_Entries provided_:
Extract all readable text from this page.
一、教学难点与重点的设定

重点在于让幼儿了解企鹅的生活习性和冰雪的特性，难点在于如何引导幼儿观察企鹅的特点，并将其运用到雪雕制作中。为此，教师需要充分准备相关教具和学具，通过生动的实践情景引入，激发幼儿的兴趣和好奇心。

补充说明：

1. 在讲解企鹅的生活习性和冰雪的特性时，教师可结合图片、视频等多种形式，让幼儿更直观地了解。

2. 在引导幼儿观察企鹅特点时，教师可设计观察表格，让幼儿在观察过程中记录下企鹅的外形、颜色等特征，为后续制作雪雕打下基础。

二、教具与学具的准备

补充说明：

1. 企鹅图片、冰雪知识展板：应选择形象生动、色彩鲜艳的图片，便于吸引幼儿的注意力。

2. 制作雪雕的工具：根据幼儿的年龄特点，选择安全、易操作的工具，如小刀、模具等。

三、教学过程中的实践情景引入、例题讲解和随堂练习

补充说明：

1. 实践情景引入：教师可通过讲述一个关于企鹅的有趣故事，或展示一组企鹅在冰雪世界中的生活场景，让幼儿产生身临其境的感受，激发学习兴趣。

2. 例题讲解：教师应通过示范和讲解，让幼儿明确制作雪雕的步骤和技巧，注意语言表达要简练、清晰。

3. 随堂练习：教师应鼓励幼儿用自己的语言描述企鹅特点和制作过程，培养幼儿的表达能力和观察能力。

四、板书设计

_What to produce_: Without changing a word, restate the whole listing.

_Answer_:
Extract all readable text from this page.
一、教学难点与重点的设定

重点在于让幼儿了解企鹅的生活习性和冰雪的特性，难点在于如何引导幼儿观察企鹅的特点，并将其运用到雪雕制作中。为此，教师需要充分准备相关教具和学具，通过生动的实践情景引入，激发幼儿的兴趣和好奇心。

补充说明：

1. 在讲解企鹅的生活习性和冰雪的特性时，教师可结合图片、视频等多种形式，让幼儿更直观地了解。

2. 在引导幼儿观察企鹅特点时，教师可设计观察表格，让幼儿在观察过程中记录下企鹅的外形、颜色等特征，为后续制作雪雕打下基础。

二、教具与学具的准备

补充说明：

1. 企鹅图片、冰雪知识展板：应选择形象生动、色彩鲜艳的图片，便于吸引幼儿的注意力。

2. 制作雪雕的工具：根据幼儿的年龄特点，选择安全、易操作的工具，如小刀、模具等。

三、教学过程中的实践情景引入、例题讲解和随堂练习

补充说明：

1. 实践情景引入：教师可通过讲述一个关于企鹅的有趣故事，或展示一组企鹅在冰雪世界中的生活场景，让幼儿产生身临其境的感受，激发学习兴趣。

2. 例题讲解：教师应通过示范和讲解，让幼儿明确制作雪雕的步骤和技巧，注意语言表达要简练、清晰。

3. 随堂练习：教师应鼓励幼儿用自己的语言描述企鹅特点和制作过程，培养幼儿的表达能力和观察能力。

四、板书设计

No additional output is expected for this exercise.